GIVEN REQUEST:
Select from the data all lines with the word "JSON".

***** THE RECORDS

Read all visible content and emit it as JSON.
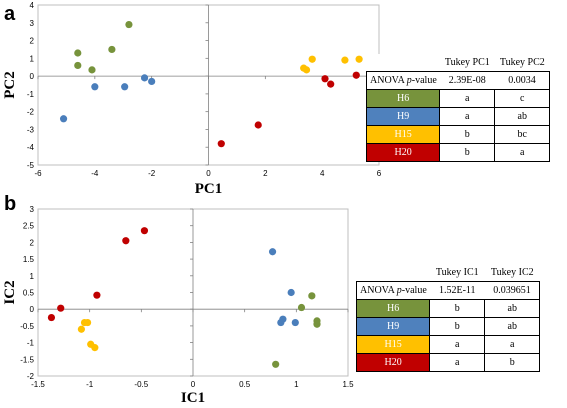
{
  "panels": [
    {
      "letter": "a",
      "chart_data": {
        "type": "scatter",
        "title": "",
        "xlabel": "PC1",
        "ylabel": "PC2",
        "xlim": [
          -6,
          6
        ],
        "ylim": [
          -5,
          4
        ],
        "xticks": [
          -6,
          -4,
          -2,
          0,
          2,
          4,
          6
        ],
        "yticks": [
          -5,
          -4,
          -3,
          -2,
          -1,
          0,
          1,
          2,
          3,
          4
        ],
        "grid": false,
        "series": [
          {
            "group": "H6",
            "color": "#77933c",
            "points": [
              [
                -4.6,
                1.3
              ],
              [
                -4.6,
                0.6
              ],
              [
                -4.1,
                0.35
              ],
              [
                -3.4,
                1.5
              ],
              [
                -2.8,
                2.9
              ]
            ]
          },
          {
            "group": "H9",
            "color": "#4a7ebb",
            "points": [
              [
                -5.1,
                -2.4
              ],
              [
                -4.0,
                -0.6
              ],
              [
                -2.95,
                -0.6
              ],
              [
                -2.25,
                -0.1
              ],
              [
                -2.0,
                -0.3
              ]
            ]
          },
          {
            "group": "H15",
            "color": "#ffc000",
            "points": [
              [
                3.35,
                0.45
              ],
              [
                3.45,
                0.35
              ],
              [
                3.65,
                0.95
              ],
              [
                4.8,
                0.9
              ],
              [
                5.3,
                0.95
              ]
            ]
          },
          {
            "group": "H20",
            "color": "#c00000",
            "points": [
              [
                0.45,
                -3.8
              ],
              [
                1.75,
                -2.75
              ],
              [
                4.1,
                -0.15
              ],
              [
                4.3,
                -0.45
              ],
              [
                5.2,
                0.05
              ]
            ]
          }
        ]
      },
      "table": {
        "col_headers": [
          "Tukey PC1",
          "Tukey PC2"
        ],
        "anova_label": "ANOVA ",
        "anova_p": "p",
        "anova_suffix": "-value",
        "anova_values": [
          "2.39E-08",
          "0.0034"
        ],
        "rows": [
          {
            "group": "H6",
            "color": "#77933c",
            "values": [
              "a",
              "c"
            ]
          },
          {
            "group": "H9",
            "color": "#4f81bd",
            "values": [
              "a",
              "ab"
            ]
          },
          {
            "group": "H15",
            "color": "#ffc000",
            "values": [
              "b",
              "bc"
            ]
          },
          {
            "group": "H20",
            "color": "#c00000",
            "values": [
              "b",
              "a"
            ]
          }
        ]
      }
    },
    {
      "letter": "b",
      "chart_data": {
        "type": "scatter",
        "title": "",
        "xlabel": "IC1",
        "ylabel": "IC2",
        "xlim": [
          -1.5,
          1.5
        ],
        "ylim": [
          -2,
          3
        ],
        "xticks": [
          -1.5,
          -1,
          -0.5,
          0,
          0.5,
          1,
          1.5
        ],
        "yticks": [
          -2,
          -1.5,
          -1,
          -0.5,
          0,
          0.5,
          1,
          1.5,
          2,
          2.5,
          3
        ],
        "grid": false,
        "series": [
          {
            "group": "H6",
            "color": "#77933c",
            "points": [
              [
                0.8,
                -1.65
              ],
              [
                1.05,
                0.05
              ],
              [
                1.15,
                0.4
              ],
              [
                1.2,
                -0.35
              ],
              [
                1.2,
                -0.45
              ]
            ]
          },
          {
            "group": "H9",
            "color": "#4a7ebb",
            "points": [
              [
                0.77,
                1.72
              ],
              [
                0.85,
                -0.4
              ],
              [
                0.87,
                -0.3
              ],
              [
                0.95,
                0.5
              ],
              [
                0.99,
                -0.4
              ]
            ]
          },
          {
            "group": "H15",
            "color": "#ffc000",
            "points": [
              [
                -1.08,
                -0.6
              ],
              [
                -1.05,
                -0.4
              ],
              [
                -1.02,
                -0.4
              ],
              [
                -0.99,
                -1.05
              ],
              [
                -0.95,
                -1.15
              ]
            ]
          },
          {
            "group": "H20",
            "color": "#c00000",
            "points": [
              [
                -1.37,
                -0.25
              ],
              [
                -1.28,
                0.03
              ],
              [
                -0.93,
                0.42
              ],
              [
                -0.65,
                2.05
              ],
              [
                -0.47,
                2.35
              ]
            ]
          }
        ]
      },
      "table": {
        "col_headers": [
          "Tukey IC1",
          "Tukey IC2"
        ],
        "anova_label": "ANOVA ",
        "anova_p": "p",
        "anova_suffix": "-value",
        "anova_values": [
          "1.52E-11",
          "0.039651"
        ],
        "rows": [
          {
            "group": "H6",
            "color": "#77933c",
            "values": [
              "b",
              "ab"
            ]
          },
          {
            "group": "H9",
            "color": "#4f81bd",
            "values": [
              "b",
              "ab"
            ]
          },
          {
            "group": "H15",
            "color": "#ffc000",
            "values": [
              "a",
              "a"
            ]
          },
          {
            "group": "H20",
            "color": "#c00000",
            "values": [
              "a",
              "b"
            ]
          }
        ]
      }
    }
  ]
}
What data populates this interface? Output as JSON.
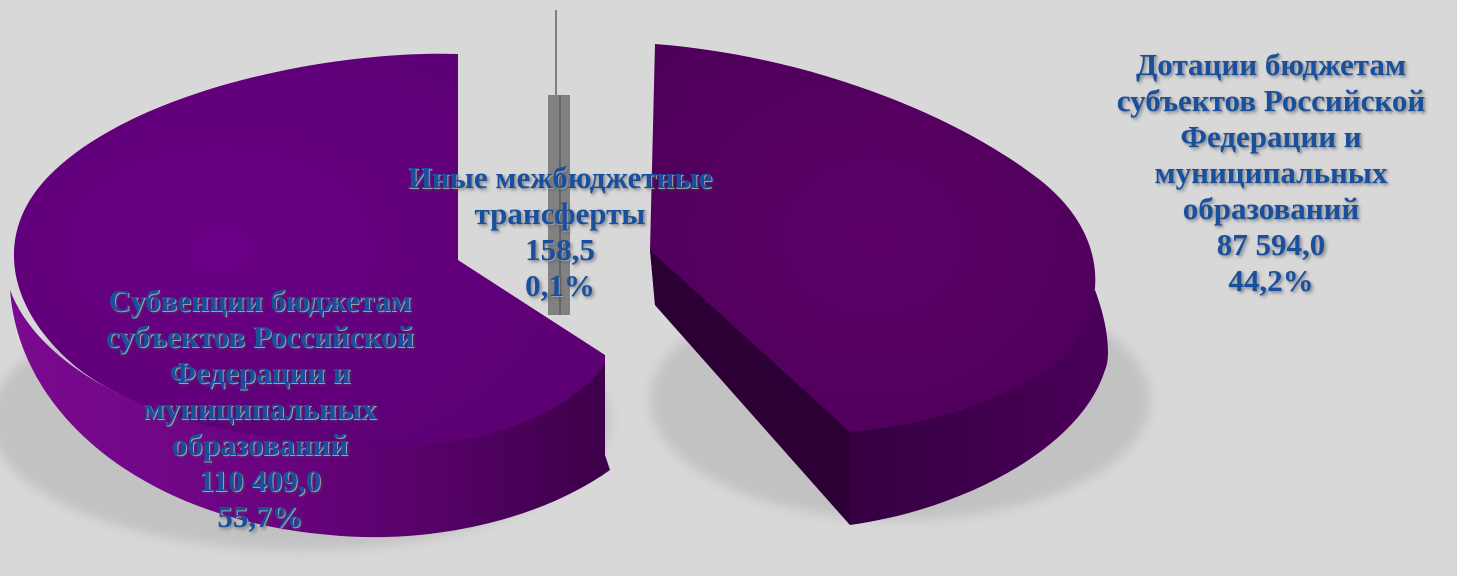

**********

ANSWER IN FULL:
Read all visible content and emit it as JSON.
What data populates this interface? Output as JSON.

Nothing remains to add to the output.